§ **YOUR INSTRUCTIONS**:
Each entry below must be repeated exactly, with pictures left out.
^^^^^^^^
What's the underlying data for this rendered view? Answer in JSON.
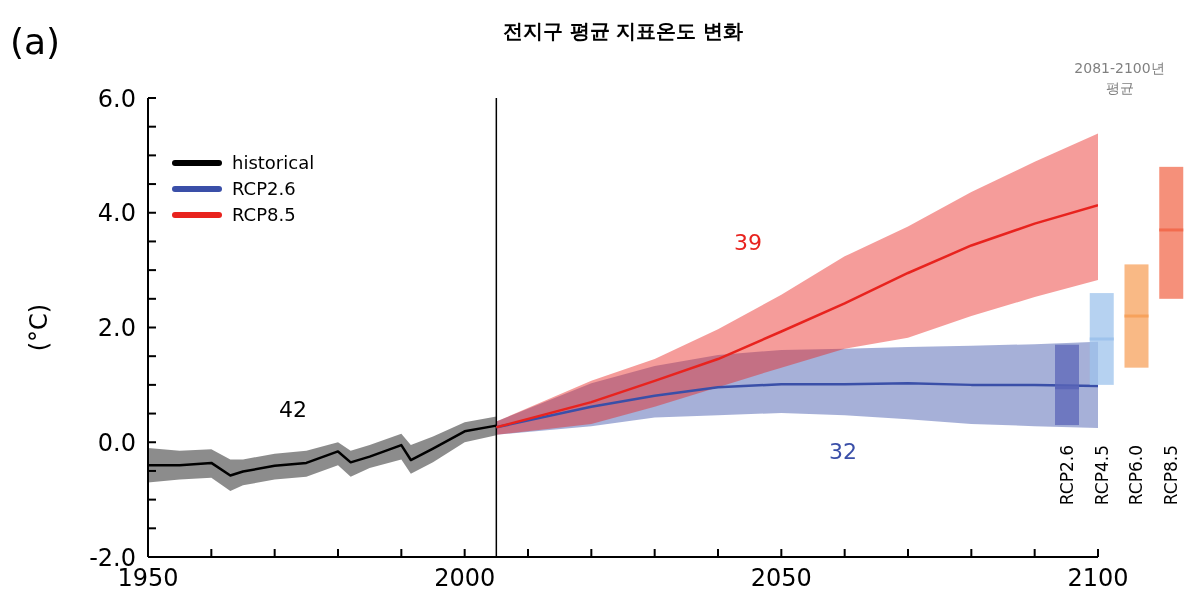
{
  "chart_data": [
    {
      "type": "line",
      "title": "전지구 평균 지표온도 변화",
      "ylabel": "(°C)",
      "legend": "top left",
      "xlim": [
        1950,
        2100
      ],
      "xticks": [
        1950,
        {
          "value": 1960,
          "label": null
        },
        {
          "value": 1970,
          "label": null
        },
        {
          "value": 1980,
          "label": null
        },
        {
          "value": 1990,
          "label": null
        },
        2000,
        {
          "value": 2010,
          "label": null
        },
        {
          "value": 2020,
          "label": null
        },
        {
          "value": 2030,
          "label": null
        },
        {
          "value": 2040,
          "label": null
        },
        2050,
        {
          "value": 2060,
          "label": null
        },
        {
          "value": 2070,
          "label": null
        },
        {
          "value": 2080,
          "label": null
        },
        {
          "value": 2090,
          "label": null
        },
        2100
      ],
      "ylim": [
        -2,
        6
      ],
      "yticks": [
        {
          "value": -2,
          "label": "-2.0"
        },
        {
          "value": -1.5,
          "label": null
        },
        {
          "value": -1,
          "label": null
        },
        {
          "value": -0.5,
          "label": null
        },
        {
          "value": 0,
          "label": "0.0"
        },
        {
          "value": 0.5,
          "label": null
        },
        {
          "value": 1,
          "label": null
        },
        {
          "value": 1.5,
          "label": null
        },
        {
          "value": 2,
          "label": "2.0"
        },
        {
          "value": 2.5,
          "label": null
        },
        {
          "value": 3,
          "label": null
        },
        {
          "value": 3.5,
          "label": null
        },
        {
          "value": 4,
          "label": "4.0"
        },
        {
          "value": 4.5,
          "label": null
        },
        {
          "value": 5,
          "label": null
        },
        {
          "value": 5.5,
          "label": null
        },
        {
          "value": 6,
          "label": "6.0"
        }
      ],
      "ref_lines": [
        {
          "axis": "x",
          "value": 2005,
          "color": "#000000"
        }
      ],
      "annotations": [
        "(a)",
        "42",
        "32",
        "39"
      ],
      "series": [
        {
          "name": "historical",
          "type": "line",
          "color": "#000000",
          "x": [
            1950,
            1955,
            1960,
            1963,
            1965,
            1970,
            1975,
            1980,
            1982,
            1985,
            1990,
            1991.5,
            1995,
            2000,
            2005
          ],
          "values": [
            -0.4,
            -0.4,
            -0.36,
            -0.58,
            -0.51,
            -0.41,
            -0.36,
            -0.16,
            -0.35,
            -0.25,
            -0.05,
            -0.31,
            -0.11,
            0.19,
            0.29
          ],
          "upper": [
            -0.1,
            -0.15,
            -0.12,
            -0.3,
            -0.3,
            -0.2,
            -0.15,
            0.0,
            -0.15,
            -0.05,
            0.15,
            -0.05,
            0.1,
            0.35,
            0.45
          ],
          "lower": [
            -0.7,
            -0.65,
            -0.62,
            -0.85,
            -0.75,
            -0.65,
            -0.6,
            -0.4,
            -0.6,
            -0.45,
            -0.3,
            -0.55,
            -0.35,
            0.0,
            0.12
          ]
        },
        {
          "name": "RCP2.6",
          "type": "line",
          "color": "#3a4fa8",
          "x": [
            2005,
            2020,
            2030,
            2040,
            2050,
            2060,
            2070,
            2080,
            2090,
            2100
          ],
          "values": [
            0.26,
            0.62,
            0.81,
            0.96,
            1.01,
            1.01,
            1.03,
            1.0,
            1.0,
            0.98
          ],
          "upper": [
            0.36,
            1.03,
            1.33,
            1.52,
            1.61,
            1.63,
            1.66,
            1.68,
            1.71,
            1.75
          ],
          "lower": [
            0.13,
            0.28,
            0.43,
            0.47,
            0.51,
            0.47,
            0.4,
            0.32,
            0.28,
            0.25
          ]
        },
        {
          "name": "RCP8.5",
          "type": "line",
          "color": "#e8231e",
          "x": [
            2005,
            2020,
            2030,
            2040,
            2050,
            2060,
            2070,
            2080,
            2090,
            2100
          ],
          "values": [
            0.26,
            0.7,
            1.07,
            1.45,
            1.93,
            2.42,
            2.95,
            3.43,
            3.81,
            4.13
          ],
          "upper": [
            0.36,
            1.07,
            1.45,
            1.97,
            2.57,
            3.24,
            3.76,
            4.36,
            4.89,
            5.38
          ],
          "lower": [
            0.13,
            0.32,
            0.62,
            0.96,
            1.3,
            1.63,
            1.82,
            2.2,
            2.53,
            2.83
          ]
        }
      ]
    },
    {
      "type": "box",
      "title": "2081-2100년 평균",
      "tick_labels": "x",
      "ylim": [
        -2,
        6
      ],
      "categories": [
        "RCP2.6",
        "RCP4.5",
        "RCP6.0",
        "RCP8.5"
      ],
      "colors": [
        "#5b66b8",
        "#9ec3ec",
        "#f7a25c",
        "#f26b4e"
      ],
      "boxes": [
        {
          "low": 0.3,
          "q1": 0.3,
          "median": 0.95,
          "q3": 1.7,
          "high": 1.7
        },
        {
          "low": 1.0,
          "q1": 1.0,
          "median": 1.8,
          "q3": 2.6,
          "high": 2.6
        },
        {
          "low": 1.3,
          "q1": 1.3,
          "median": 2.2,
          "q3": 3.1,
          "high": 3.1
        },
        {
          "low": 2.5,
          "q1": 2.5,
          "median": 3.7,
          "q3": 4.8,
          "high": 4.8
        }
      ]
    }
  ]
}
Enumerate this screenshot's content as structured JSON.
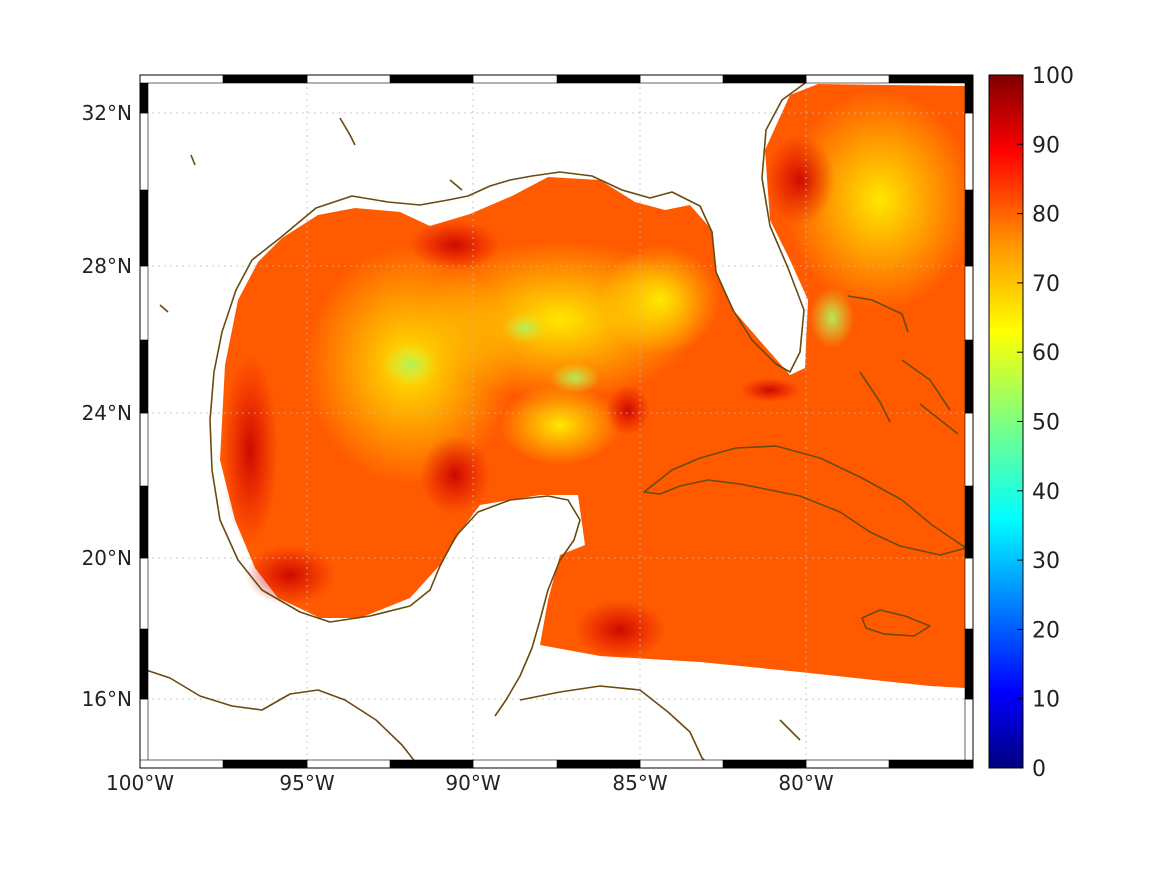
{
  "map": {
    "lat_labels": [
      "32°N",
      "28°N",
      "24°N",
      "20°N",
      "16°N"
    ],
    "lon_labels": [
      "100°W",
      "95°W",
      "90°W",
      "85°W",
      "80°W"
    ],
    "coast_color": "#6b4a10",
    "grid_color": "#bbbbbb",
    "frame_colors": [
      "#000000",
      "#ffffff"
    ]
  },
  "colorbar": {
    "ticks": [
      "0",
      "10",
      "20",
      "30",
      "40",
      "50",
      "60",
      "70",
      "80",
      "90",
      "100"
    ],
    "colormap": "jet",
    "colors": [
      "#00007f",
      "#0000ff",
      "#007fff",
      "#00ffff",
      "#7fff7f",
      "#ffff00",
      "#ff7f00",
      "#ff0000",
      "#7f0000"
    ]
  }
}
^^^^^^^^
§ **WRITTEN ANSWER**:
What's the underlying data for this rendered view? Answer in JSON.
{
  "chart_data": [
    {
      "type": "line",
      "title": "전지구 평균 지표온도 변화",
      "ylabel": "(°C)",
      "legend": "top left",
      "xlim": [
        1950,
        2100
      ],
      "xticks": [
        1950,
        {
          "value": 1960,
          "label": null
        },
        {
          "value": 1970,
          "label": null
        },
        {
          "value": 1980,
          "label": null
        },
        {
          "value": 1990,
          "label": null
        },
        2000,
        {
          "value": 2010,
          "label": null
        },
        {
          "value": 2020,
          "label": null
        },
        {
          "value": 2030,
          "label": null
        },
        {
          "value": 2040,
          "label": null
        },
        2050,
        {
          "value": 2060,
          "label": null
        },
        {
          "value": 2070,
          "label": null
        },
        {
          "value": 2080,
          "label": null
        },
        {
          "value": 2090,
          "label": null
        },
        2100
      ],
      "ylim": [
        -2,
        6
      ],
      "yticks": [
        {
          "value": -2,
          "label": "-2.0"
        },
        {
          "value": -1.5,
          "label": null
        },
        {
          "value": -1,
          "label": null
        },
        {
          "value": -0.5,
          "label": null
        },
        {
          "value": 0,
          "label": "0.0"
        },
        {
          "value": 0.5,
          "label": null
        },
        {
          "value": 1,
          "label": null
        },
        {
          "value": 1.5,
          "label": null
        },
        {
          "value": 2,
          "label": "2.0"
        },
        {
          "value": 2.5,
          "label": null
        },
        {
          "value": 3,
          "label": null
        },
        {
          "value": 3.5,
          "label": null
        },
        {
          "value": 4,
          "label": "4.0"
        },
        {
          "value": 4.5,
          "label": null
        },
        {
          "value": 5,
          "label": null
        },
        {
          "value": 5.5,
          "label": null
        },
        {
          "value": 6,
          "label": "6.0"
        }
      ],
      "ref_lines": [
        {
          "axis": "x",
          "value": 2005,
          "color": "#000000"
        }
      ],
      "annotations": [
        "(a)",
        "42",
        "32",
        "39"
      ],
      "series": [
        {
          "name": "historical",
          "type": "line",
          "color": "#000000",
          "x": [
            1950,
            1955,
            1960,
            1963,
            1965,
            1970,
            1975,
            1980,
            1982,
            1985,
            1990,
            1991.5,
            1995,
            2000,
            2005
          ],
          "values": [
            -0.4,
            -0.4,
            -0.36,
            -0.58,
            -0.51,
            -0.41,
            -0.36,
            -0.16,
            -0.35,
            -0.25,
            -0.05,
            -0.31,
            -0.11,
            0.19,
            0.29
          ],
          "upper": [
            -0.1,
            -0.15,
            -0.12,
            -0.3,
            -0.3,
            -0.2,
            -0.15,
            0.0,
            -0.15,
            -0.05,
            0.15,
            -0.05,
            0.1,
            0.35,
            0.45
          ],
          "lower": [
            -0.7,
            -0.65,
            -0.62,
            -0.85,
            -0.75,
            -0.65,
            -0.6,
            -0.4,
            -0.6,
            -0.45,
            -0.3,
            -0.55,
            -0.35,
            0.0,
            0.12
          ]
        },
        {
          "name": "RCP2.6",
          "type": "line",
          "color": "#3a4fa8",
          "x": [
            2005,
            2020,
            2030,
            2040,
            2050,
            2060,
            2070,
            2080,
            2090,
            2100
          ],
          "values": [
            0.26,
            0.62,
            0.81,
            0.96,
            1.01,
            1.01,
            1.03,
            1.0,
            1.0,
            0.98
          ],
          "upper": [
            0.36,
            1.03,
            1.33,
            1.52,
            1.61,
            1.63,
            1.66,
            1.68,
            1.71,
            1.75
          ],
          "lower": [
            0.13,
            0.28,
            0.43,
            0.47,
            0.51,
            0.47,
            0.4,
            0.32,
            0.28,
            0.25
          ]
        },
        {
          "name": "RCP8.5",
          "type": "line",
          "color": "#e8231e",
          "x": [
            2005,
            2020,
            2030,
            2040,
            2050,
            2060,
            2070,
            2080,
            2090,
            2100
          ],
          "values": [
            0.26,
            0.7,
            1.07,
            1.45,
            1.93,
            2.42,
            2.95,
            3.43,
            3.81,
            4.13
          ],
          "upper": [
            0.36,
            1.07,
            1.45,
            1.97,
            2.57,
            3.24,
            3.76,
            4.36,
            4.89,
            5.38
          ],
          "lower": [
            0.13,
            0.32,
            0.62,
            0.96,
            1.3,
            1.63,
            1.82,
            2.2,
            2.53,
            2.83
          ]
        }
      ]
    },
    {
      "type": "box",
      "title": "2081-2100년 평균",
      "tick_labels": "x",
      "ylim": [
        -2,
        6
      ],
      "categories": [
        "RCP2.6",
        "RCP4.5",
        "RCP6.0",
        "RCP8.5"
      ],
      "colors": [
        "#5b66b8",
        "#9ec3ec",
        "#f7a25c",
        "#f26b4e"
      ],
      "boxes": [
        {
          "low": 0.3,
          "q1": 0.3,
          "median": 0.95,
          "q3": 1.7,
          "high": 1.7
        },
        {
          "low": 1.0,
          "q1": 1.0,
          "median": 1.8,
          "q3": 2.6,
          "high": 2.6
        },
        {
          "low": 1.3,
          "q1": 1.3,
          "median": 2.2,
          "q3": 3.1,
          "high": 3.1
        },
        {
          "low": 2.5,
          "q1": 2.5,
          "median": 3.7,
          "q3": 4.8,
          "high": 4.8
        }
      ]
    }
  ]
}
Enumerate this screenshot's content as structured JSON.
{
  "map": {
    "lat_labels": [
      "32°N",
      "28°N",
      "24°N",
      "20°N",
      "16°N"
    ],
    "lon_labels": [
      "100°W",
      "95°W",
      "90°W",
      "85°W",
      "80°W"
    ],
    "coast_color": "#6b4a10",
    "grid_color": "#bbbbbb",
    "frame_colors": [
      "#000000",
      "#ffffff"
    ]
  },
  "colorbar": {
    "ticks": [
      "0",
      "10",
      "20",
      "30",
      "40",
      "50",
      "60",
      "70",
      "80",
      "90",
      "100"
    ],
    "colormap": "jet",
    "colors": [
      "#00007f",
      "#0000ff",
      "#007fff",
      "#00ffff",
      "#7fff7f",
      "#ffff00",
      "#ff7f00",
      "#ff0000",
      "#7f0000"
    ]
  }
}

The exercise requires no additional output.